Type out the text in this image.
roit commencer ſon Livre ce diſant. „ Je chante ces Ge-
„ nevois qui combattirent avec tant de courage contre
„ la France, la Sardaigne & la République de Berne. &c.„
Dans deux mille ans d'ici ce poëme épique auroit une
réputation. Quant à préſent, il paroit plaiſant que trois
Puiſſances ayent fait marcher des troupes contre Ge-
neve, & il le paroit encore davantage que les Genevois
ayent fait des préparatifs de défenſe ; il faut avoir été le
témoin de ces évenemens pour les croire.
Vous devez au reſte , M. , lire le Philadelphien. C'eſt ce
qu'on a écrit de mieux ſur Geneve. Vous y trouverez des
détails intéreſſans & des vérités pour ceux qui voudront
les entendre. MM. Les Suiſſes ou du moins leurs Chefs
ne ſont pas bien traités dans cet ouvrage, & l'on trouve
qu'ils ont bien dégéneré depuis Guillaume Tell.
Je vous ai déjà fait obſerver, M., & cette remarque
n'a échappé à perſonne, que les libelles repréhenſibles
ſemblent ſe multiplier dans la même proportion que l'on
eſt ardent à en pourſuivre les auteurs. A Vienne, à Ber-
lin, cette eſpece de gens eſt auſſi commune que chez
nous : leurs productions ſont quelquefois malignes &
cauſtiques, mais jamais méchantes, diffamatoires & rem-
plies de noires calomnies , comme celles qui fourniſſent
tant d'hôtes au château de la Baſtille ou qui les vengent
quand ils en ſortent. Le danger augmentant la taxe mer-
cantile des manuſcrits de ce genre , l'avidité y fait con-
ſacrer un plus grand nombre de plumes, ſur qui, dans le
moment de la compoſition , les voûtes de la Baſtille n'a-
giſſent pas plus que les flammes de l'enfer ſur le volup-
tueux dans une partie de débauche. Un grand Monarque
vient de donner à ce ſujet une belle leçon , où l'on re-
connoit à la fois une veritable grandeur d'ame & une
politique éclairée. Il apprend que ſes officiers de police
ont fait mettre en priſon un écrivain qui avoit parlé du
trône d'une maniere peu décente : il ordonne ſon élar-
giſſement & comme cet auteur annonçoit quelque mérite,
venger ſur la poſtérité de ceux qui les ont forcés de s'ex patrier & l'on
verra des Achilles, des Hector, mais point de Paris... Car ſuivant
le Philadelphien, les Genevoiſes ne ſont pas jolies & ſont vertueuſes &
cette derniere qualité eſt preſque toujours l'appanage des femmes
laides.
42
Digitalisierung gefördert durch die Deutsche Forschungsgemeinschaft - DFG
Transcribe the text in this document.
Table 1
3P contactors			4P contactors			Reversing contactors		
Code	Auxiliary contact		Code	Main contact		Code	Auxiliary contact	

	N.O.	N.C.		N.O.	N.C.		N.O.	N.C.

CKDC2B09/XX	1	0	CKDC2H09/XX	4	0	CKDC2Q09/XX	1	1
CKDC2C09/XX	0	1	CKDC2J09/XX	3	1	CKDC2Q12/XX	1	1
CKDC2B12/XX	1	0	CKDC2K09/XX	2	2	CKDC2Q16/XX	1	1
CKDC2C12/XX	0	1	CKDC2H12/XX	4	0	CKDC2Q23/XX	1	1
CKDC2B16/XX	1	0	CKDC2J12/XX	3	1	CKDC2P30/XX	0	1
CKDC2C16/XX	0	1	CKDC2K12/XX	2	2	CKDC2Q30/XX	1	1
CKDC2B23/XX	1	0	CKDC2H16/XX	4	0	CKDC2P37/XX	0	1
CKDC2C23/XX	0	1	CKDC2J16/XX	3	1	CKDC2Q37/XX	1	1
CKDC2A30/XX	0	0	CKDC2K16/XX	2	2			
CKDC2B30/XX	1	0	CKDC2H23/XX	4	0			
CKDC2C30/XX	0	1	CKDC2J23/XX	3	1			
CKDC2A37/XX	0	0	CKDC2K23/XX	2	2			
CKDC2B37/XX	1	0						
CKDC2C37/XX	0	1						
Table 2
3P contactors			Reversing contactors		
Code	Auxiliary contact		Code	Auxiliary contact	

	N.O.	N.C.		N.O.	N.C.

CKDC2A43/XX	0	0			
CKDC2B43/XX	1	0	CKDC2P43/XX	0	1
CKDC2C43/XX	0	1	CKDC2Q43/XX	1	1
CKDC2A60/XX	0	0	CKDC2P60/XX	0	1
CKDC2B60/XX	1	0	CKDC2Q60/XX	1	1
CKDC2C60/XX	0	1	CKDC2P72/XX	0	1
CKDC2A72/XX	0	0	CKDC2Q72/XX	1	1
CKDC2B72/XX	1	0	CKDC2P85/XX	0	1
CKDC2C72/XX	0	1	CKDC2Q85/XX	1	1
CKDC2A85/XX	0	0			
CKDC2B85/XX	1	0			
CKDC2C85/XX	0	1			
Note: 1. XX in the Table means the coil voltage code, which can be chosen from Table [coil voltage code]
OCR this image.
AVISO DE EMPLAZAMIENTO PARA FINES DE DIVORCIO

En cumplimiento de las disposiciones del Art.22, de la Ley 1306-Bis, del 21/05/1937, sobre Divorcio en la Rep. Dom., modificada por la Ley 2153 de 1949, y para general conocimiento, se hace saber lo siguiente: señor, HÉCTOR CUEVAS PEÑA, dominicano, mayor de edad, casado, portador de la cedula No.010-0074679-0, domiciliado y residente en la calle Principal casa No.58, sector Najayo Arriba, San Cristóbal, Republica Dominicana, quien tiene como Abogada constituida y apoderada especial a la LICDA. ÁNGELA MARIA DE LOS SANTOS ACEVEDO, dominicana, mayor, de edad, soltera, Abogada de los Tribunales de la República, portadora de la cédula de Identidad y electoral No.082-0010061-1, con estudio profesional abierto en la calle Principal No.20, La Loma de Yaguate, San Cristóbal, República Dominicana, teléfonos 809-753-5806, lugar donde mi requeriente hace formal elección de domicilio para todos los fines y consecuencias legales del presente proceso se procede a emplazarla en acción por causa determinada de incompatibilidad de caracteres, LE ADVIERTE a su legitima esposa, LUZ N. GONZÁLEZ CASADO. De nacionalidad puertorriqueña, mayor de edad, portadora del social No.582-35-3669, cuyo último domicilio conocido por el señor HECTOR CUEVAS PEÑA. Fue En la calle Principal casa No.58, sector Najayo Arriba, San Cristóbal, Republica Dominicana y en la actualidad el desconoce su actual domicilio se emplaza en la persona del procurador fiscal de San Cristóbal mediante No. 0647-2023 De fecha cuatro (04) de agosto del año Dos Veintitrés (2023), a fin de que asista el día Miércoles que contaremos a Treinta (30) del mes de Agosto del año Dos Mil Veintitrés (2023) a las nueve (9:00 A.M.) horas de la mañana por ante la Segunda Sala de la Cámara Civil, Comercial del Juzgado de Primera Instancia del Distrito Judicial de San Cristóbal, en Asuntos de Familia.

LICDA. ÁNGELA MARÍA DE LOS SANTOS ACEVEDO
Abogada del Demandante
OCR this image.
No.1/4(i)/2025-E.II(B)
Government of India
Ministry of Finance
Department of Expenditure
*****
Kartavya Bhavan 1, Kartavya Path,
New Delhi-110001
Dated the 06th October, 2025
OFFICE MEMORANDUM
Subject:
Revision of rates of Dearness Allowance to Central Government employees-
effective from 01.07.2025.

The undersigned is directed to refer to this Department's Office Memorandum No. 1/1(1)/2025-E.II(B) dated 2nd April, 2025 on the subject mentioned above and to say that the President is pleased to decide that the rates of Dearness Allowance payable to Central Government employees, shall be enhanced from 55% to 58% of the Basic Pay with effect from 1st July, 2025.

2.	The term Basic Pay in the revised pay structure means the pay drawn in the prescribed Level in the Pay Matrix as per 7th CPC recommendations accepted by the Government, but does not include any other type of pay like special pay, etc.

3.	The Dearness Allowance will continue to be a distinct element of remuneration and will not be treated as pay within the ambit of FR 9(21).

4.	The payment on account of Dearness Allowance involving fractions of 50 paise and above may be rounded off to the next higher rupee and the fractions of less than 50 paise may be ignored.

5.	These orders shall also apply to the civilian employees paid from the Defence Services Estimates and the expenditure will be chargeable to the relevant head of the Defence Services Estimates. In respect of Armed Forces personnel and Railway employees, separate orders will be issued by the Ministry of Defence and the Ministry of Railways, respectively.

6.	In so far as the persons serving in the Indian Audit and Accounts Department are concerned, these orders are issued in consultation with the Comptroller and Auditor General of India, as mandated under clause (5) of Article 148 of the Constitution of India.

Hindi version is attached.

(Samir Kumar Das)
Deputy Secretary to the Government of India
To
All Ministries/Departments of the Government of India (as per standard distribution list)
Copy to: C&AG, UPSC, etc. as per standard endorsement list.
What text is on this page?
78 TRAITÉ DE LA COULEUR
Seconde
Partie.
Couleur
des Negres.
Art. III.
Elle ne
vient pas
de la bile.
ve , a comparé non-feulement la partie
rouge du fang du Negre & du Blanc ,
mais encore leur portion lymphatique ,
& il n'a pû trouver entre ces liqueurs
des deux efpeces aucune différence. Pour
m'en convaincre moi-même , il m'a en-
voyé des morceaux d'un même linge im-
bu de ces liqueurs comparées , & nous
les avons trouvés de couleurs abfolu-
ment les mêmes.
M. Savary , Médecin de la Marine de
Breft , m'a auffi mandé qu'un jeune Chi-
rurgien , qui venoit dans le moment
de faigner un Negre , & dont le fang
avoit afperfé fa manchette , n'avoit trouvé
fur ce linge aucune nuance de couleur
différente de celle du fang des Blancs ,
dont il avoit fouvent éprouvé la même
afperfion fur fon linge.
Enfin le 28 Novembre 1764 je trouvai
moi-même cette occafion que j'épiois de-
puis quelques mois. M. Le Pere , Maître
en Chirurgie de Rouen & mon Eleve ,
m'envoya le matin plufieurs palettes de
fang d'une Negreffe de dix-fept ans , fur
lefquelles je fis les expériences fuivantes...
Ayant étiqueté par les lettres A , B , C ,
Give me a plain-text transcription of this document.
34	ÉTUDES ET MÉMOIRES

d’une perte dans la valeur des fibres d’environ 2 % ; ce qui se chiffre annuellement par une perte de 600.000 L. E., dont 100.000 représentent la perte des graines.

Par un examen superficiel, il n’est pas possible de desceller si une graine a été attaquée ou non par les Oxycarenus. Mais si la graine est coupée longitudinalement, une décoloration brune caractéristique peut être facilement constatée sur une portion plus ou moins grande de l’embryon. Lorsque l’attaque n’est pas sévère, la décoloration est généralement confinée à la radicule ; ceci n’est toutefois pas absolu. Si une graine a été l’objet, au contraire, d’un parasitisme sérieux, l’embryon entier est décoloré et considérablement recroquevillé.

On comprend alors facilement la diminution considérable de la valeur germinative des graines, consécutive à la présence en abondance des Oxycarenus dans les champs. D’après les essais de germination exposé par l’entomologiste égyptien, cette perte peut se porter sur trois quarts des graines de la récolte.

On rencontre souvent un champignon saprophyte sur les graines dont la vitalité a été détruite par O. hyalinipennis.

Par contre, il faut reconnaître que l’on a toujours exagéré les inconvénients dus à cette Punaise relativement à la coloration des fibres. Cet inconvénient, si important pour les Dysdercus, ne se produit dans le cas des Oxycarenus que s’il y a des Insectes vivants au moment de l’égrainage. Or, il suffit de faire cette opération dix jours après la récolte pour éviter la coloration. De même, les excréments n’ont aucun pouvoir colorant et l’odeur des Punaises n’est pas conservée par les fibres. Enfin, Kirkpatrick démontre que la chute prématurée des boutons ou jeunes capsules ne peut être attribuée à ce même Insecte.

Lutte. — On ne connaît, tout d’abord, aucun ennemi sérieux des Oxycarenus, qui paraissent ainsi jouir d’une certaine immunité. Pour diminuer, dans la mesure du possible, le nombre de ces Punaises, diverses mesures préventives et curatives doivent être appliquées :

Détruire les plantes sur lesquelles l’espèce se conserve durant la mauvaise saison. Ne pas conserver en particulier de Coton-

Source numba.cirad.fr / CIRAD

****************

→ The problem:
Extract all lines of the records above that include "fait".

→ Finished answer:
Puiſſances ayent fait marcher des troupes contre Ge-
ayent fait des préparatifs de défenſe ; il faut avoir été le
Je vous ai déjà fait obſerver, M., & cette remarque
cantile des manuſcrits de ce genre , l'avidité y fait con-
ont fait mettre en priſon un écrivain qui avoit parlé du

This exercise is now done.